Dataset records:
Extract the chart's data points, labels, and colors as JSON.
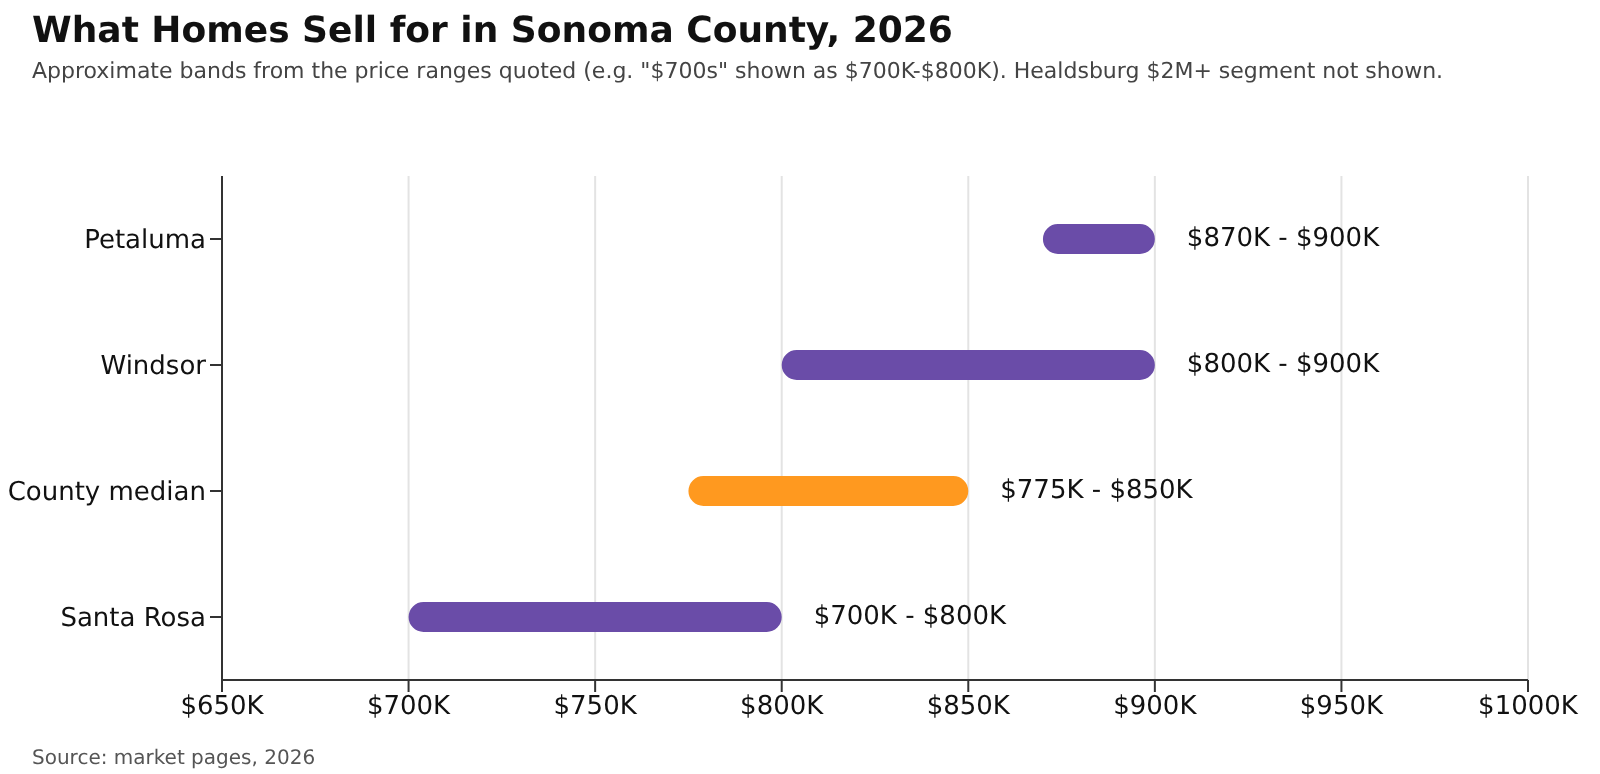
{
  "chart_data": {
    "type": "bar",
    "orientation": "horizontal",
    "title": "What Homes Sell for in Sonoma County, 2026",
    "subtitle": "Approximate bands from the price ranges quoted (e.g. \"$700s\" shown as $700K-$800K). Healdsburg $2M+ segment not shown.",
    "categories": [
      "Petaluma",
      "Windsor",
      "County median",
      "Santa Rosa"
    ],
    "base": [
      870,
      800,
      775,
      700
    ],
    "values": [
      30,
      100,
      75,
      100
    ],
    "colors": [
      "#6a4ca8",
      "#6a4ca8",
      "#ff991f",
      "#6a4ca8"
    ],
    "xlim": [
      650,
      1000
    ],
    "xticks": [
      {
        "value": 650,
        "label": "$650K"
      },
      {
        "value": 700,
        "label": "$700K"
      },
      {
        "value": 750,
        "label": "$750K"
      },
      {
        "value": 800,
        "label": "$800K"
      },
      {
        "value": 850,
        "label": "$850K"
      },
      {
        "value": 900,
        "label": "$900K"
      },
      {
        "value": 950,
        "label": "$950K"
      },
      {
        "value": 1000,
        "label": "$1000K"
      }
    ],
    "grid": "x",
    "legend": false,
    "annotations": [
      {
        "text": "$870K - $900K",
        "x": 900,
        "y": "Petaluma"
      },
      {
        "text": "$800K - $900K",
        "x": 900,
        "y": "Windsor"
      },
      {
        "text": "$775K - $850K",
        "x": 850,
        "y": "County median"
      },
      {
        "text": "$700K - $800K",
        "x": 800,
        "y": "Santa Rosa"
      },
      "Source: market pages, 2026"
    ]
  }
}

Given problem: Reproduce all the entries that precede this task, word for word, minus any pictures.

Full answer:
Extract the chart's data points, labels, and colors as JSON.
{
  "chart_data": {
    "type": "bar",
    "orientation": "horizontal",
    "title": "What Homes Sell for in Sonoma County, 2026",
    "subtitle": "Approximate bands from the price ranges quoted (e.g. \"$700s\" shown as $700K-$800K). Healdsburg $2M+ segment not shown.",
    "categories": [
      "Petaluma",
      "Windsor",
      "County median",
      "Santa Rosa"
    ],
    "base": [
      870,
      800,
      775,
      700
    ],
    "values": [
      30,
      100,
      75,
      100
    ],
    "colors": [
      "#6a4ca8",
      "#6a4ca8",
      "#ff991f",
      "#6a4ca8"
    ],
    "xlim": [
      650,
      1000
    ],
    "xticks": [
      {
        "value": 650,
        "label": "$650K"
      },
      {
        "value": 700,
        "label": "$700K"
      },
      {
        "value": 750,
        "label": "$750K"
      },
      {
        "value": 800,
        "label": "$800K"
      },
      {
        "value": 850,
        "label": "$850K"
      },
      {
        "value": 900,
        "label": "$900K"
      },
      {
        "value": 950,
        "label": "$950K"
      },
      {
        "value": 1000,
        "label": "$1000K"
      }
    ],
    "grid": "x",
    "legend": false,
    "annotations": [
      {
        "text": "$870K - $900K",
        "x": 900,
        "y": "Petaluma"
      },
      {
        "text": "$800K - $900K",
        "x": 900,
        "y": "Windsor"
      },
      {
        "text": "$775K - $850K",
        "x": 850,
        "y": "County median"
      },
      {
        "text": "$700K - $800K",
        "x": 800,
        "y": "Santa Rosa"
      },
      "Source: market pages, 2026"
    ]
  }
}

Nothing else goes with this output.